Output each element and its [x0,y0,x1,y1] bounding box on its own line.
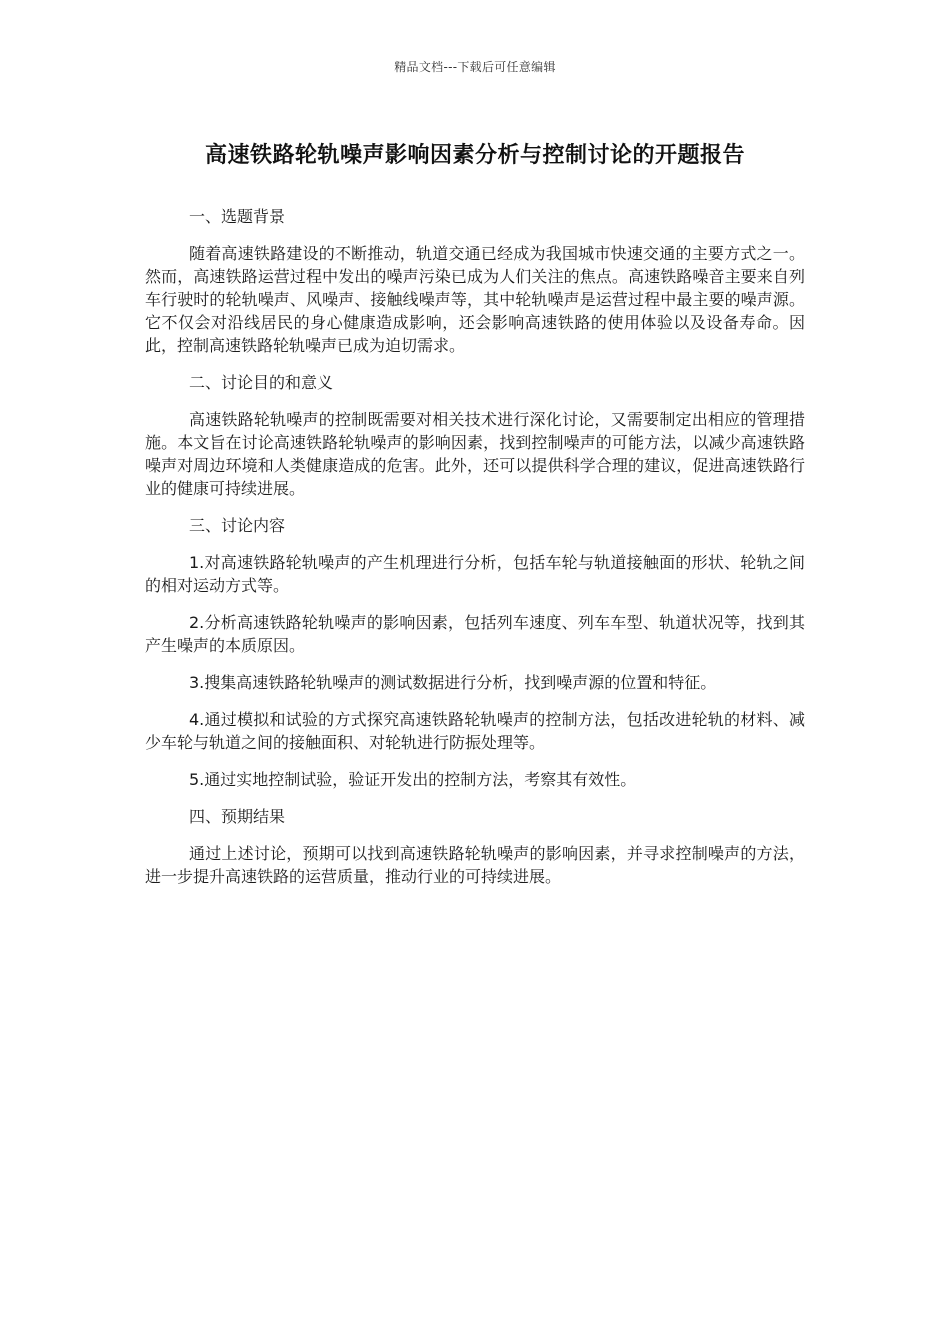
list-item-content-2: 2.分析高速铁路轮轨噪声的影响因素，包括列车速度、列车车型、轨道状况等，找到其产生噪声的本质原因。 [145,613,805,655]
section-heading-content: 三、讨论内容 [189,516,286,535]
list-item-content-4: 4.通过模拟和试验的方式探究高速铁路轮轨噪声的控制方法，包括改进轮轨的材料、减少车轮与轨道之间的接触面积、对轮轨进行防振处理等。 [145,710,805,752]
list-item-content-1: 1.对高速铁路轮轨噪声的产生机理进行分析，包括车轮与轨道接触面的形状、轮轨之间的相对运动方式等。 [145,553,805,595]
section-heading-background: 一、选题背景 [189,207,286,226]
header-note: 精品文档---下载后可任意编辑 [394,60,556,74]
paragraph-background: 随着高速铁路建设的不断推动，轨道交通已经成为我国城市快速交通的主要方式之一。然而，高速铁路运营过程中发出的噪声污染已成为人们关注的焦点。高速铁路噪音主要来自列车行驶时的轮轨噪声、风噪声、接触线噪声等，其中轮轨噪声是运营过程中最主要的噪声源。它不仅会对沿线居民的身心健康造成影响，还会影响高速铁路的使用体验以及设备寿命。因此，控制高速铁路轮轨噪声已成为迫切需求。 [145,244,805,355]
document-title: 高速铁路轮轨噪声影响因素分析与控制讨论的开题报告 [204,143,745,168]
list-item-content-3: 3.搜集高速铁路轮轨噪声的测试数据进行分析，找到噪声源的位置和特征。 [189,673,717,692]
paragraph-expected-results: 通过上述讨论，预期可以找到高速铁路轮轨噪声的影响因素，并寻求控制噪声的方法，进一步提升高速铁路的运营质量，推动行业的可持续进展。 [145,844,805,886]
section-heading-purpose: 二、讨论目的和意义 [189,373,334,392]
document-body [145,205,805,902]
paragraph-purpose: 高速铁路轮轨噪声的控制既需要对相关技术进行深化讨论，又需要制定出相应的管理措施。本文旨在讨论高速铁路轮轨噪声的影响因素，找到控制噪声的可能方法，以减少高速铁路噪声对周边环境和人类健康造成的危害。此外，还可以提供科学合理的建议，促进高速铁路行业的健康可持续进展。 [145,410,805,498]
section-heading-expected-results: 四、预期结果 [189,807,286,826]
list-item-content-5: 5.通过实地控制试验，验证开发出的控制方法，考察其有效性。 [189,770,637,789]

● ● ● ●

#### Instruction:
Rewrite the material above, replacing each occurrence of "高速铁路" with "高铁" and leaving everything else unchanged. Omit the picture from your version.

#### Written reply:
Output each element and its [x0,y0,x1,y1] bounding box on its own line.
list-item-content-2: 2.分析高铁轮轨噪声的影响因素，包括列车速度、列车车型、轨道状况等，找到其产生噪声的本质原因。 [145,613,805,655]
section-heading-content: 三、讨论内容 [189,516,286,535]
list-item-content-4: 4.通过模拟和试验的方式探究高铁轮轨噪声的控制方法，包括改进轮轨的材料、减少车轮与轨道之间的接触面积、对轮轨进行防振处理等。 [145,710,805,752]
list-item-content-1: 1.对高铁轮轨噪声的产生机理进行分析，包括车轮与轨道接触面的形状、轮轨之间的相对运动方式等。 [145,553,805,595]
section-heading-background: 一、选题背景 [189,207,286,226]
header-note: 精品文档---下载后可任意编辑 [394,60,556,74]
paragraph-background: 随着高铁建设的不断推动，轨道交通已经成为我国城市快速交通的主要方式之一。然而，高铁运营过程中发出的噪声污染已成为人们关注的焦点。高铁噪音主要来自列车行驶时的轮轨噪声、风噪声、接触线噪声等，其中轮轨噪声是运营过程中最主要的噪声源。它不仅会对沿线居民的身心健康造成影响，还会影响高铁的使用体验以及设备寿命。因此，控制高铁轮轨噪声已成为迫切需求。 [145,244,805,355]
document-title: 高铁轮轨噪声影响因素分析与控制讨论的开题报告 [204,143,745,168]
list-item-content-3: 3.搜集高铁轮轨噪声的测试数据进行分析，找到噪声源的位置和特征。 [189,673,717,692]
paragraph-expected-results: 通过上述讨论，预期可以找到高铁轮轨噪声的影响因素，并寻求控制噪声的方法，进一步提升高铁的运营质量，推动行业的可持续进展。 [145,844,805,886]
section-heading-purpose: 二、讨论目的和意义 [189,373,334,392]
document-body [145,205,805,902]
paragraph-purpose: 高铁轮轨噪声的控制既需要对相关技术进行深化讨论，又需要制定出相应的管理措施。本文旨在讨论高铁轮轨噪声的影响因素，找到控制噪声的可能方法，以减少高铁噪声对周边环境和人类健康造成的危害。此外，还可以提供科学合理的建议，促进高铁行业的健康可持续进展。 [145,410,805,498]
section-heading-expected-results: 四、预期结果 [189,807,286,826]
list-item-content-5: 5.通过实地控制试验，验证开发出的控制方法，考察其有效性。 [189,770,637,789]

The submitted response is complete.